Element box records

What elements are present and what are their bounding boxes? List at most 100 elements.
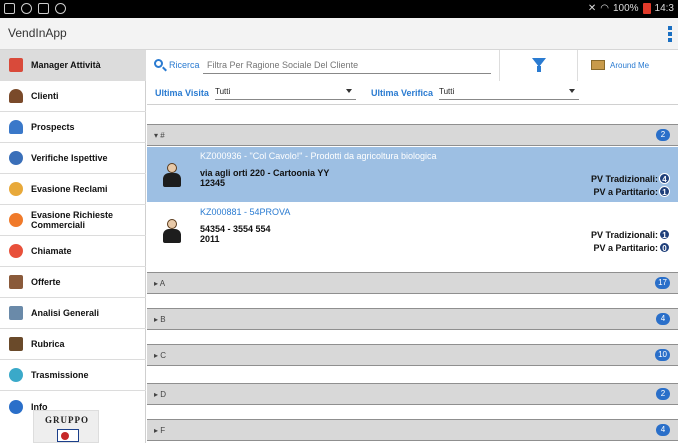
- client-address: 54354 - 3554 554: [200, 224, 271, 234]
- client-postal-code: 2011: [200, 234, 220, 244]
- client-postal-code: 12345: [200, 178, 226, 188]
- sidebar-item-manager-attivita[interactable]: Manager Attività: [0, 50, 146, 81]
- group-label: ▸ F: [154, 426, 166, 435]
- address-book-icon: [9, 337, 23, 351]
- last-check-value: Tutti: [439, 87, 455, 96]
- calendar-icon: [9, 58, 23, 72]
- last-visit-select[interactable]: Tutti: [215, 85, 356, 100]
- pv-traditional: PV Tradizionali: 1: [591, 229, 670, 240]
- client-person-icon: [9, 89, 23, 103]
- sidebar-item-chiamate[interactable]: Chiamate: [0, 236, 146, 267]
- pv-partitario: PV a Partitario: 0: [593, 242, 670, 253]
- battery-icon: [642, 3, 651, 14]
- info-icon: [9, 399, 23, 414]
- dropdown-arrow-icon: [346, 89, 352, 93]
- search-label[interactable]: Ricerca: [169, 60, 200, 70]
- last-visit-value: Tutti: [215, 87, 231, 96]
- pv-traditional-label: PV Tradizionali:: [590, 173, 658, 184]
- search-input[interactable]: [203, 56, 491, 74]
- group-label: ▸ A: [154, 279, 166, 288]
- cast-icon: [4, 3, 15, 14]
- analysis-icon: [9, 306, 23, 320]
- sidebar-item-label: Clienti: [31, 91, 59, 101]
- group-header-f[interactable]: ▸ F 4: [147, 419, 678, 441]
- group-header-d[interactable]: ▸ D 2: [147, 383, 678, 405]
- sidebar-item-label: Manager Attività: [31, 60, 101, 70]
- sidebar-item-rubrica[interactable]: Rubrica: [0, 329, 146, 360]
- person-avatar-icon: [163, 219, 181, 243]
- client-title: KZ000936 - "Col Cavolo!" - Prodotti da a…: [200, 151, 437, 161]
- around-me-label: Around Me: [610, 61, 650, 70]
- status-right: ✕ ◠ 100% 14:3: [588, 3, 674, 14]
- dropdown-arrow-icon: [569, 89, 575, 93]
- last-check-label: Ultima Verifica: [371, 88, 434, 98]
- pv-traditional: PV Tradizionali: 4: [591, 173, 670, 184]
- group-label: ▸ D: [154, 390, 167, 399]
- group-header-c[interactable]: ▸ C 10: [147, 344, 678, 366]
- around-me-button[interactable]: Around Me: [579, 50, 678, 81]
- pv-partitario-label: PV a Partitario:: [593, 186, 658, 197]
- map-icon: [591, 60, 605, 70]
- pv-traditional-badge: 1: [659, 229, 670, 240]
- client-row[interactable]: KZ000881 - 54PROVA 54354 - 3554 554 2011…: [147, 203, 678, 258]
- group-count-badge: 4: [656, 313, 670, 325]
- app-title: VendInApp: [8, 26, 67, 40]
- app-bar: VendInApp: [0, 18, 678, 50]
- client-row[interactable]: KZ000936 - "Col Cavolo!" - Prodotti da a…: [147, 147, 678, 202]
- pv-partitario-label: PV a Partitario:: [593, 242, 658, 253]
- pv-partitario-badge: 0: [659, 242, 670, 253]
- status-bar: ✕ ◠ 100% 14:3: [0, 0, 678, 18]
- shield-icon: [55, 3, 66, 14]
- sidebar-item-verifiche-ispettive[interactable]: Verifiche Ispettive: [0, 143, 146, 174]
- person-avatar-icon: [163, 163, 181, 187]
- sidebar-item-analisi-generali[interactable]: Analisi Generali: [0, 298, 146, 329]
- logo-text: GRUPPO: [45, 415, 89, 425]
- filter-button[interactable]: [499, 50, 578, 81]
- search-icon[interactable]: [154, 59, 163, 68]
- prospect-person-icon: [9, 120, 23, 134]
- overflow-menu-icon[interactable]: [668, 26, 672, 42]
- sidebar-item-label: Rubrica: [31, 339, 65, 349]
- group-count-badge: 2: [656, 129, 670, 141]
- group-label: ▸ C: [154, 351, 167, 360]
- sidebar-item-trasmissione[interactable]: Trasmissione: [0, 360, 146, 391]
- group-header-b[interactable]: ▸ B 4: [147, 308, 678, 330]
- pv-partitario: PV a Partitario: 1: [593, 186, 670, 197]
- pv-partitario-badge: 1: [659, 186, 670, 197]
- sidebar-item-clienti[interactable]: Clienti: [0, 81, 146, 112]
- sidebar-item-label: Evasione Reclami: [31, 184, 108, 194]
- group-header-hash[interactable]: ▾ # 2: [147, 124, 678, 146]
- sidebar-item-offerte[interactable]: Offerte: [0, 267, 146, 298]
- client-address: via agli orti 220 - Cartoonia YY: [200, 168, 330, 178]
- call-icon: [9, 244, 23, 258]
- group-label: ▸ B: [154, 315, 166, 324]
- group-header-a[interactable]: ▸ A 17: [147, 272, 678, 294]
- sidebar-item-label: Evasione Richieste Commerciali: [31, 210, 114, 230]
- transmission-icon: [9, 368, 23, 382]
- group-count-badge: 4: [656, 424, 670, 436]
- wifi-icon: ◠: [600, 3, 609, 14]
- status-left-icons: [4, 3, 66, 14]
- client-title: KZ000881 - 54PROVA: [200, 207, 291, 217]
- battery-percent: 100%: [612, 3, 639, 14]
- sidebar-item-evasione-richieste-commerciali[interactable]: Evasione Richieste Commerciali: [0, 205, 146, 236]
- complaint-icon: [9, 182, 23, 196]
- sidebar-item-label: Chiamate: [31, 246, 72, 256]
- sidebar-item-label: Verifiche Ispettive: [31, 153, 108, 163]
- filter-row: Ultima Visita Tutti Ultima Verifica Tutt…: [147, 81, 678, 105]
- group-count-badge: 17: [655, 277, 670, 289]
- offer-icon: [9, 275, 23, 289]
- sidebar: Manager Attività Clienti Prospects Verif…: [0, 50, 146, 443]
- search-bar: Ricerca Around Me: [147, 50, 678, 81]
- group-count-badge: 2: [656, 388, 670, 400]
- commercial-request-icon: [9, 213, 23, 227]
- filter-icon: [532, 58, 546, 72]
- logo-mark-icon: [57, 429, 79, 442]
- sidebar-item-evasione-reclami[interactable]: Evasione Reclami: [0, 174, 146, 205]
- inspection-icon: [9, 151, 23, 165]
- sidebar-item-label: Trasmissione: [31, 370, 89, 380]
- sidebar-item-label: Offerte: [31, 277, 61, 287]
- sidebar-item-prospects[interactable]: Prospects: [0, 112, 146, 143]
- last-check-select[interactable]: Tutti: [439, 85, 579, 100]
- sidebar-item-label: Analisi Generali: [31, 308, 100, 318]
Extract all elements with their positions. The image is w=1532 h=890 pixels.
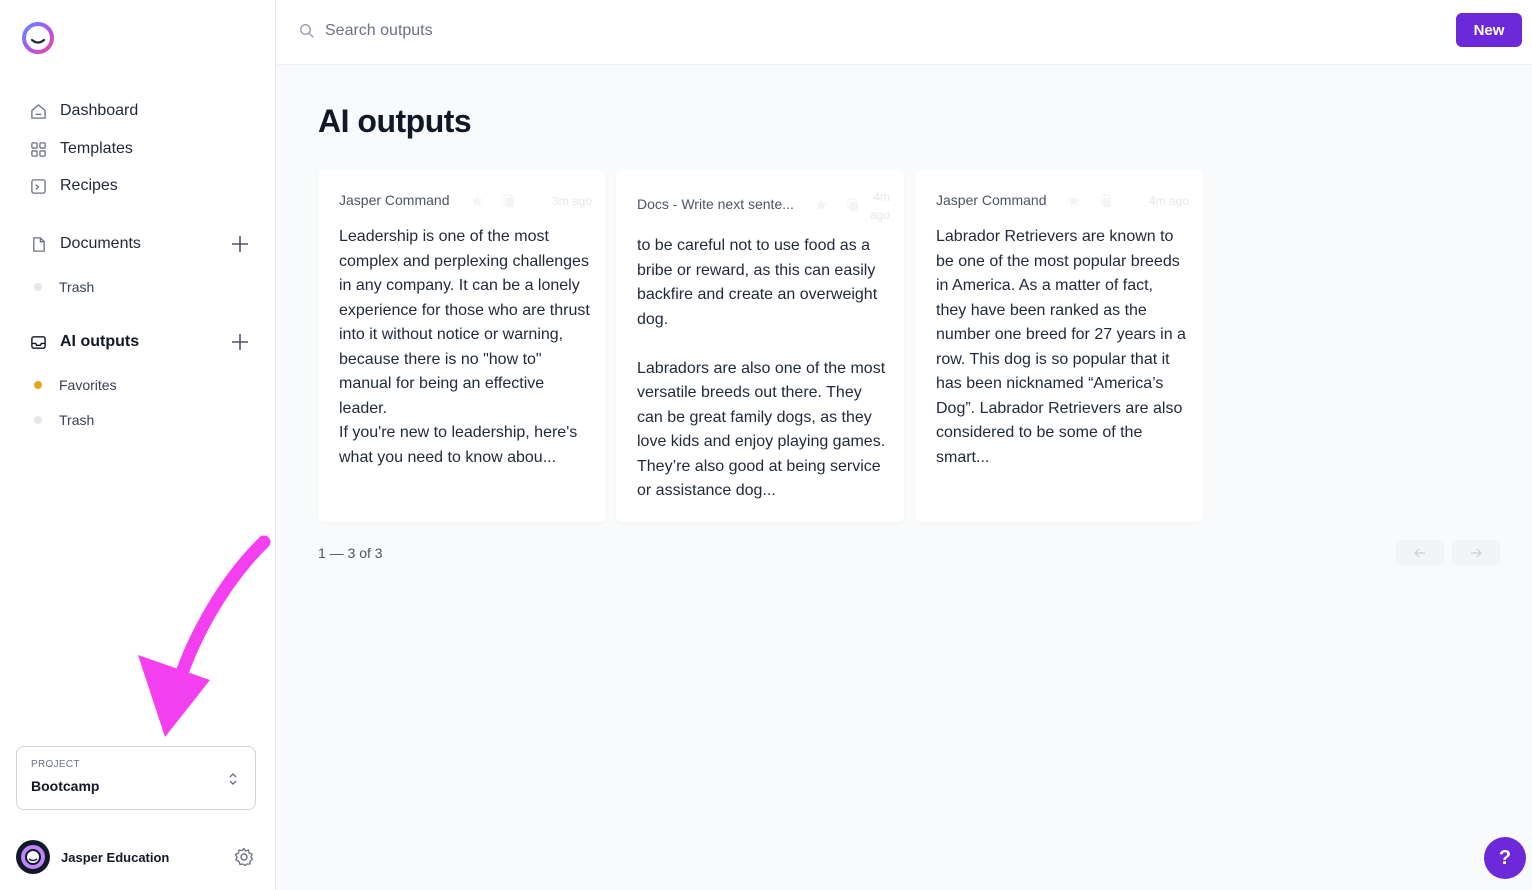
new-button[interactable]: New xyxy=(1456,13,1522,47)
jasper-logo-icon[interactable] xyxy=(20,22,56,54)
card-time: 3m ago xyxy=(551,194,592,208)
card-source: Jasper Command xyxy=(339,192,450,208)
project-selector[interactable]: PROJECT Bootcamp xyxy=(16,746,256,810)
chevron-updown-icon xyxy=(229,773,237,785)
pagination-summary: 1 — 3 of 3 xyxy=(318,545,383,561)
card-header: Jasper Command 4m ago xyxy=(936,192,1189,212)
sidebar-section-label: AI outputs xyxy=(60,333,140,350)
copy-icon[interactable] xyxy=(1099,194,1113,208)
grid-icon xyxy=(30,141,47,158)
copy-icon[interactable] xyxy=(502,194,516,208)
dot-icon xyxy=(34,381,42,389)
sidebar-item-documents-trash[interactable]: Trash xyxy=(34,274,94,300)
output-card[interactable]: Docs - Write next sente... 4m ago to be … xyxy=(616,170,904,522)
sidebar-section-ai-outputs[interactable]: AI outputs xyxy=(30,324,250,360)
add-document-icon[interactable] xyxy=(230,234,250,254)
card-header: Docs - Write next sente... 4m ago xyxy=(637,190,890,222)
top-bar: New xyxy=(277,0,1532,65)
sidebar-section-documents[interactable]: Documents xyxy=(30,226,250,262)
next-page-button[interactable] xyxy=(1452,540,1500,566)
sidebar-item-label: Favorites xyxy=(59,377,117,393)
sidebar-item-label: Trash xyxy=(59,412,95,428)
prev-page-button[interactable] xyxy=(1396,540,1444,566)
sidebar-item-label: Dashboard xyxy=(60,102,139,119)
user-name: Jasper Education xyxy=(61,849,170,865)
star-icon[interactable] xyxy=(470,194,484,208)
sidebar-item-label: Recipes xyxy=(60,177,118,194)
add-output-icon[interactable] xyxy=(230,332,250,352)
output-card[interactable]: Jasper Command 3m ago Leadership is one … xyxy=(318,170,606,522)
dot-icon xyxy=(34,283,42,291)
sidebar-section-label: Documents xyxy=(60,235,141,252)
project-name: Bootcamp xyxy=(31,778,100,794)
output-card[interactable]: Jasper Command 4m ago Labrador Retriever… xyxy=(915,170,1203,522)
avatar xyxy=(16,840,50,874)
arrow-right-icon xyxy=(1471,548,1482,558)
sidebar-item-templates[interactable]: Templates xyxy=(30,131,133,167)
star-icon[interactable] xyxy=(814,198,828,212)
project-label: PROJECT xyxy=(31,759,80,770)
page-title: AI outputs xyxy=(318,103,472,139)
home-icon xyxy=(30,103,47,120)
star-icon[interactable] xyxy=(1067,194,1081,208)
sidebar-item-dashboard[interactable]: Dashboard xyxy=(30,93,138,129)
card-time: 4m ago xyxy=(1148,194,1189,208)
card-header: Jasper Command 3m ago xyxy=(339,192,592,212)
sidebar-item-label: Trash xyxy=(59,279,95,295)
terminal-icon xyxy=(30,178,47,195)
document-icon xyxy=(30,236,47,253)
copy-icon[interactable] xyxy=(846,198,860,212)
sidebar: Dashboard Templates Recipes Documents Tr… xyxy=(0,0,276,890)
search-icon xyxy=(299,23,314,38)
sidebar-item-recipes[interactable]: Recipes xyxy=(30,168,118,204)
annotation-arrow-icon xyxy=(138,535,271,737)
help-button[interactable]: ? xyxy=(1484,837,1526,879)
card-source: Docs - Write next sente... xyxy=(637,196,794,212)
gear-icon[interactable] xyxy=(234,847,254,867)
sidebar-item-outputs-trash[interactable]: Trash xyxy=(34,407,94,433)
user-profile[interactable]: Jasper Education xyxy=(16,840,256,874)
sidebar-item-label: Templates xyxy=(60,140,133,157)
card-text: Leadership is one of the most complex an… xyxy=(339,228,590,466)
card-text: Labrador Retrievers are known to be one … xyxy=(936,228,1186,466)
sidebar-item-favorites[interactable]: Favorites xyxy=(34,372,117,398)
card-time: 4m ago xyxy=(869,190,890,222)
inbox-icon xyxy=(30,334,47,351)
arrow-left-icon xyxy=(1414,548,1425,558)
card-source: Jasper Command xyxy=(936,192,1047,208)
dot-icon xyxy=(34,416,42,424)
card-text: to be careful not to use food as a bribe… xyxy=(637,237,886,499)
search-input[interactable] xyxy=(325,16,925,46)
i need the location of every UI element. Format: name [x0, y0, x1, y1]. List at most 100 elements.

• **EXERCISE**
Echo back the lines of the records starting at the line containing "new-button[interactable]: New xyxy=(1456,13,1522,47)" and ending at the line containing "pagination-summary: 1 —", both included.

• **TASK ANSWER**
new-button[interactable]: New xyxy=(1456,13,1522,47)
jasper-logo-icon[interactable] xyxy=(20,22,56,54)
card-time: 3m ago xyxy=(551,194,592,208)
card-source: Jasper Command xyxy=(339,192,450,208)
project-selector[interactable]: PROJECT Bootcamp xyxy=(16,746,256,810)
chevron-updown-icon xyxy=(229,773,237,785)
pagination-summary: 1 — 3 of 3 xyxy=(318,545,383,561)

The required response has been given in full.